TASK PROMPT>
Take each line containing the word "file" and copy it.

★ ★ ★ ★

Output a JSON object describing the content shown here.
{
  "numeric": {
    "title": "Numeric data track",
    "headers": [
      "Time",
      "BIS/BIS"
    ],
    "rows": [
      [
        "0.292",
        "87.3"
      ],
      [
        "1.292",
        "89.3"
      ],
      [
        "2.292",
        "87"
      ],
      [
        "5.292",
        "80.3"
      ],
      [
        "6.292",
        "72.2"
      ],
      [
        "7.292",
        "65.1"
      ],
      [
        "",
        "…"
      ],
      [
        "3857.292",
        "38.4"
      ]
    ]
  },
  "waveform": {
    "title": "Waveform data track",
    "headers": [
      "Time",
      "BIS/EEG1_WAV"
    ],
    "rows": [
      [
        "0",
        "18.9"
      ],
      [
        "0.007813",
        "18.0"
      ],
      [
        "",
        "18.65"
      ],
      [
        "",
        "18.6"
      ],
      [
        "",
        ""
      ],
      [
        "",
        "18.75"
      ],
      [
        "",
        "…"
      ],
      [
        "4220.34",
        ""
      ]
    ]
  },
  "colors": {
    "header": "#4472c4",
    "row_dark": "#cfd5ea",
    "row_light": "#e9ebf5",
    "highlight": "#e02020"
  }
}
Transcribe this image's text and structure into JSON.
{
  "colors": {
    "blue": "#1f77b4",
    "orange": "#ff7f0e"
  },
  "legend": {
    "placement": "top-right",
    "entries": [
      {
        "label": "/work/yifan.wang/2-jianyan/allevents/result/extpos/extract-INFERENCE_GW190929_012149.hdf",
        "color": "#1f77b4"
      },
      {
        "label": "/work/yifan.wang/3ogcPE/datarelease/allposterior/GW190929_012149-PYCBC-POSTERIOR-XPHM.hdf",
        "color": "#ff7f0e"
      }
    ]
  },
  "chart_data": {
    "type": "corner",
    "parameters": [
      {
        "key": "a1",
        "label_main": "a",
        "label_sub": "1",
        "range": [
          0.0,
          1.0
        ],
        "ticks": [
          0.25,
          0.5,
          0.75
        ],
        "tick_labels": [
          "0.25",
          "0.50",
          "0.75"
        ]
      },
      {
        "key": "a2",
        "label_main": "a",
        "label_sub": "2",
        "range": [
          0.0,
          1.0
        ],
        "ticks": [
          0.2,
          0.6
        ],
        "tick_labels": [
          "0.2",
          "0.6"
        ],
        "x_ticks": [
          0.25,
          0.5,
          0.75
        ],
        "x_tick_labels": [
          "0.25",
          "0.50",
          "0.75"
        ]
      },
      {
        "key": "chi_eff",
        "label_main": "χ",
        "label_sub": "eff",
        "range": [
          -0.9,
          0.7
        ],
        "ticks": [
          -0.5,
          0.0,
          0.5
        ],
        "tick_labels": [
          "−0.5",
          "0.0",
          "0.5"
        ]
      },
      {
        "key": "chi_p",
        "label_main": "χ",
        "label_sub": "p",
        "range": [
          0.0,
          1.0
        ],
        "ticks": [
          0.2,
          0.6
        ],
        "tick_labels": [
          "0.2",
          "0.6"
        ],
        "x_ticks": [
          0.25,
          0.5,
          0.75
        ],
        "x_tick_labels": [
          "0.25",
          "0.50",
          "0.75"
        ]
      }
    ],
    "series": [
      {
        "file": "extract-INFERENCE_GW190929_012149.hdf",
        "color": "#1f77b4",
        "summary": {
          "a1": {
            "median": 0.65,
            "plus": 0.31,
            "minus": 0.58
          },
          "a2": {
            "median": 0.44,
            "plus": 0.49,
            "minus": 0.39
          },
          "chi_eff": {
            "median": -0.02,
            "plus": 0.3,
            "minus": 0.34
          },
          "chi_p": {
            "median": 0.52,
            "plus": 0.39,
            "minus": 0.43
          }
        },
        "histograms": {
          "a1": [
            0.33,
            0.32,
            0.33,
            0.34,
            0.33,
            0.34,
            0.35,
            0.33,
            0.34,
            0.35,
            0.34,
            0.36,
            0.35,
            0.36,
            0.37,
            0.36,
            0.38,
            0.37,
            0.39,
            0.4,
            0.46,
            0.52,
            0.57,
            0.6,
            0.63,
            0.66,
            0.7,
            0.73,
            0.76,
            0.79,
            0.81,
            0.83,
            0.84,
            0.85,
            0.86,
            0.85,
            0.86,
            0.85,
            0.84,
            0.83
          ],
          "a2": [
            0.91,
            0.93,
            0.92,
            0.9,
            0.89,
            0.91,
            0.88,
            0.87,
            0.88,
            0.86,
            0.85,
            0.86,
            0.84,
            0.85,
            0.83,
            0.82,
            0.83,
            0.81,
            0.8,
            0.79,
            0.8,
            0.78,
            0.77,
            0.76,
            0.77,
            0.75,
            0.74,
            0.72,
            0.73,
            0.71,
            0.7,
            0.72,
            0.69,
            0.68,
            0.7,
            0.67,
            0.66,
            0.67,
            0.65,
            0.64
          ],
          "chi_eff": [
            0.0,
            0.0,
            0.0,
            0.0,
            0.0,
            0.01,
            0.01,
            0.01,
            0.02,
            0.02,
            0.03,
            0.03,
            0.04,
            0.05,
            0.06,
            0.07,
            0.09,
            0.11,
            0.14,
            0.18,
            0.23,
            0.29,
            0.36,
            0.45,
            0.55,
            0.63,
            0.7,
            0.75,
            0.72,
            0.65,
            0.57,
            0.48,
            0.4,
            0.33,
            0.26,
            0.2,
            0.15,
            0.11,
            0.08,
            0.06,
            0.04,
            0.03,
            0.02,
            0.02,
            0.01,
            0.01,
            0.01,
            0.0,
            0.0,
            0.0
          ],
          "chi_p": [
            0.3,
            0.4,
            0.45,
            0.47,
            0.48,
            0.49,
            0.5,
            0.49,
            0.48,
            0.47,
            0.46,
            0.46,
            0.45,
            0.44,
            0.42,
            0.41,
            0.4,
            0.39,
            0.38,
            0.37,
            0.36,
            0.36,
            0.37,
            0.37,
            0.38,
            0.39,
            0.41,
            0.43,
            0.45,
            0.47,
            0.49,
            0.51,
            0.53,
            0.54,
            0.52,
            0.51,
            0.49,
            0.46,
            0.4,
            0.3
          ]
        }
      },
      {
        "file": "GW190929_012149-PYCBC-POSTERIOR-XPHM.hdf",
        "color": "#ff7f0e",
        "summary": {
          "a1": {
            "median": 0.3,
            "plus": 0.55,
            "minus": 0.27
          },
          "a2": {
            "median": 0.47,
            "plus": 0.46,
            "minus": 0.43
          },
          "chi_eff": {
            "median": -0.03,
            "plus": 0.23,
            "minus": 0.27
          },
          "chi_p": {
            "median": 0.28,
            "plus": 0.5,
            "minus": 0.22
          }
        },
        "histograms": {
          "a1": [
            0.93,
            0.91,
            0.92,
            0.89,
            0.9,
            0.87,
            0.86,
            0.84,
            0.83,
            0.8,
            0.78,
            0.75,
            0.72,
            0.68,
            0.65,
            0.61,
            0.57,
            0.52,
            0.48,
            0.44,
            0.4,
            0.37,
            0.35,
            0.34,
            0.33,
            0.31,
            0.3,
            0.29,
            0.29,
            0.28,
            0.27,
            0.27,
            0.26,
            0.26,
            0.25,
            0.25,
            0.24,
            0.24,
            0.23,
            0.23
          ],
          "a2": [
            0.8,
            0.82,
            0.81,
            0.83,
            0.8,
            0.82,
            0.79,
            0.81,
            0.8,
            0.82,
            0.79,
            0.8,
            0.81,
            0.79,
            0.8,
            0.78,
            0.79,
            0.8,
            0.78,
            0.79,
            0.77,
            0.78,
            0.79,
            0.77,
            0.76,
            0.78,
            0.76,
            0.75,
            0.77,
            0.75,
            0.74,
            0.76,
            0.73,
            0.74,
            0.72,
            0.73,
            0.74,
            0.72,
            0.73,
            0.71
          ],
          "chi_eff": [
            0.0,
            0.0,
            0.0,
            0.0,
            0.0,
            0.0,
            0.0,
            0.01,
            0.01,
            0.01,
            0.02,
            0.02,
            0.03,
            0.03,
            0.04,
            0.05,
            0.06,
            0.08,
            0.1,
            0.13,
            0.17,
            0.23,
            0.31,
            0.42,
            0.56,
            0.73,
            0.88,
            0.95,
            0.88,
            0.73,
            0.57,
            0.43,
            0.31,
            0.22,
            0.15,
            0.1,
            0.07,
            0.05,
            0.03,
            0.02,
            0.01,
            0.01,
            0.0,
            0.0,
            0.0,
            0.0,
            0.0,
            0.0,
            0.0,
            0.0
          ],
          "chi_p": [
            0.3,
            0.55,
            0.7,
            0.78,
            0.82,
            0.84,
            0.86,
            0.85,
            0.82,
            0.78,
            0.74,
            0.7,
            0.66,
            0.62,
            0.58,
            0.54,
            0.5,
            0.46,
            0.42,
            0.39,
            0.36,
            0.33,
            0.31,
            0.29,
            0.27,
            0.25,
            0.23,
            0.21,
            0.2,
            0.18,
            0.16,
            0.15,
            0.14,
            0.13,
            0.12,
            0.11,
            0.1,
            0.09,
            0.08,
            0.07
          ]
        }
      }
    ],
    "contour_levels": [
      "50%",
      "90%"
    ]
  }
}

★ ★ ★ ★

EXPECTED OUTPUT>
        "file": "extract-INFERENCE_GW190929_012149.hdf",
        "file": "GW190929_012149-PYCBC-POSTERIOR-XPHM.hdf",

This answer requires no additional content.